**Task statement:**
Your task is to copy the material exactly.

**Available records:**
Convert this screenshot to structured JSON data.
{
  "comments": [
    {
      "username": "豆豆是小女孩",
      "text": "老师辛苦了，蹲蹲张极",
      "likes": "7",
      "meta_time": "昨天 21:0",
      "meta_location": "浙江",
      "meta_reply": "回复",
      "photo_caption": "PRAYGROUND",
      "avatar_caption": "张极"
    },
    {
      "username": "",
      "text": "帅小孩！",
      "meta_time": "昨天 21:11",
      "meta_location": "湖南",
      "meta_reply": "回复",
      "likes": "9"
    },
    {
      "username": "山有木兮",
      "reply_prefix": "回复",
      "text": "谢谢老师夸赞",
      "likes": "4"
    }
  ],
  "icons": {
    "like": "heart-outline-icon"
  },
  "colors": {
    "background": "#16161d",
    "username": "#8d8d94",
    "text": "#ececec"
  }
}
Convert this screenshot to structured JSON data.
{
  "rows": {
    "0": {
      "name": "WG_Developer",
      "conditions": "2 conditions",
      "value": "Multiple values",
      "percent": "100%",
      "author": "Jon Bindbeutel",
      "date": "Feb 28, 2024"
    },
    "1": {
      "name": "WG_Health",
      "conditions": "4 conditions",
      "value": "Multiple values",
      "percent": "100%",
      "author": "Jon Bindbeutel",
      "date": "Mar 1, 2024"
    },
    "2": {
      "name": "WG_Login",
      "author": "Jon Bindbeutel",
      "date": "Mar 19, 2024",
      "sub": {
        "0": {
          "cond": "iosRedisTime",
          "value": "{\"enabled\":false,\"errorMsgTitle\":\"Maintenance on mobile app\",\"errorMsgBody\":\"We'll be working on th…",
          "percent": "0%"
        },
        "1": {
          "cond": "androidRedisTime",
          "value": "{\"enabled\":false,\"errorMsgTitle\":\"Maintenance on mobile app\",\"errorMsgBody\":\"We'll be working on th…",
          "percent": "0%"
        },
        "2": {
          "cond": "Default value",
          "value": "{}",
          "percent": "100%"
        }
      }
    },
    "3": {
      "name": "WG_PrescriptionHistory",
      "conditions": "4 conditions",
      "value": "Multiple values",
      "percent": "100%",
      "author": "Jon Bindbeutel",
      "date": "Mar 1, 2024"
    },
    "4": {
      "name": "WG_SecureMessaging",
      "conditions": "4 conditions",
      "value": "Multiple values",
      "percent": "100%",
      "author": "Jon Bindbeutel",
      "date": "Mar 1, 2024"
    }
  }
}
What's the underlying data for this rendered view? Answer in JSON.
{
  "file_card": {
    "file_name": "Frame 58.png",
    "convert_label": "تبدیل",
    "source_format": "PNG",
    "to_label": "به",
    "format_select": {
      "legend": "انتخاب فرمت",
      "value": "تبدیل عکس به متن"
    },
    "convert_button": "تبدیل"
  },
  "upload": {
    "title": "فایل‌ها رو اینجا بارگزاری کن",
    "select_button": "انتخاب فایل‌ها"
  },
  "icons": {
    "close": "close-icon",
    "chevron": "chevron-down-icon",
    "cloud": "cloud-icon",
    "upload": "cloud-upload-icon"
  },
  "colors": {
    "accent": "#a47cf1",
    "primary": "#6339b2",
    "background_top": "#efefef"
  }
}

**Correct result:**
Convert this screenshot to structured JSON data.
{
  "comments": [
    {
      "username": "豆豆是小女孩",
      "text": "老师辛苦了，蹲蹲张极",
      "likes": "7",
      "meta_time": "昨天 21:0",
      "meta_location": "浙江",
      "meta_reply": "回复",
      "photo_caption": "PRAYGROUND",
      "avatar_caption": "张极"
    },
    {
      "username": "",
      "text": "帅小孩！",
      "meta_time": "昨天 21:11",
      "meta_location": "湖南",
      "meta_reply": "回复",
      "likes": "9"
    },
    {
      "username": "山有木兮",
      "reply_prefix": "回复",
      "text": "谢谢老师夸赞",
      "likes": "4"
    }
  ],
  "icons": {
    "like": "heart-outline-icon"
  },
  "colors": {
    "background": "#16161d",
    "username": "#8d8d94",
    "text": "#ececec"
  }
}
Convert this screenshot to structured JSON data.
{
  "rows": {
    "0": {
      "name": "WG_Developer",
      "conditions": "2 conditions",
      "value": "Multiple values",
      "percent": "100%",
      "author": "Jon Bindbeutel",
      "date": "Feb 28, 2024"
    },
    "1": {
      "name": "WG_Health",
      "conditions": "4 conditions",
      "value": "Multiple values",
      "percent": "100%",
      "author": "Jon Bindbeutel",
      "date": "Mar 1, 2024"
    },
    "2": {
      "name": "WG_Login",
      "author": "Jon Bindbeutel",
      "date": "Mar 19, 2024",
      "sub": {
        "0": {
          "cond": "iosRedisTime",
          "value": "{\"enabled\":false,\"errorMsgTitle\":\"Maintenance on mobile app\",\"errorMsgBody\":\"We'll be working on th…",
          "percent": "0%"
        },
        "1": {
          "cond": "androidRedisTime",
          "value": "{\"enabled\":false,\"errorMsgTitle\":\"Maintenance on mobile app\",\"errorMsgBody\":\"We'll be working on th…",
          "percent": "0%"
        },
        "2": {
          "cond": "Default value",
          "value": "{}",
          "percent": "100%"
        }
      }
    },
    "3": {
      "name": "WG_PrescriptionHistory",
      "conditions": "4 conditions",
      "value": "Multiple values",
      "percent": "100%",
      "author": "Jon Bindbeutel",
      "date": "Mar 1, 2024"
    },
    "4": {
      "name": "WG_SecureMessaging",
      "conditions": "4 conditions",
      "value": "Multiple values",
      "percent": "100%",
      "author": "Jon Bindbeutel",
      "date": "Mar 1, 2024"
    }
  }
}
What's the underlying data for this rendered view? Answer in JSON.
{
  "file_card": {
    "file_name": "Frame 58.png",
    "convert_label": "تبدیل",
    "source_format": "PNG",
    "to_label": "به",
    "format_select": {
      "legend": "انتخاب فرمت",
      "value": "تبدیل عکس به متن"
    },
    "convert_button": "تبدیل"
  },
  "upload": {
    "title": "فایل‌ها رو اینجا بارگزاری کن",
    "select_button": "انتخاب فایل‌ها"
  },
  "icons": {
    "close": "close-icon",
    "chevron": "chevron-down-icon",
    "cloud": "cloud-icon",
    "upload": "cloud-upload-icon"
  },
  "colors": {
    "accent": "#a47cf1",
    "primary": "#6339b2",
    "background_top": "#efefef"
  }
}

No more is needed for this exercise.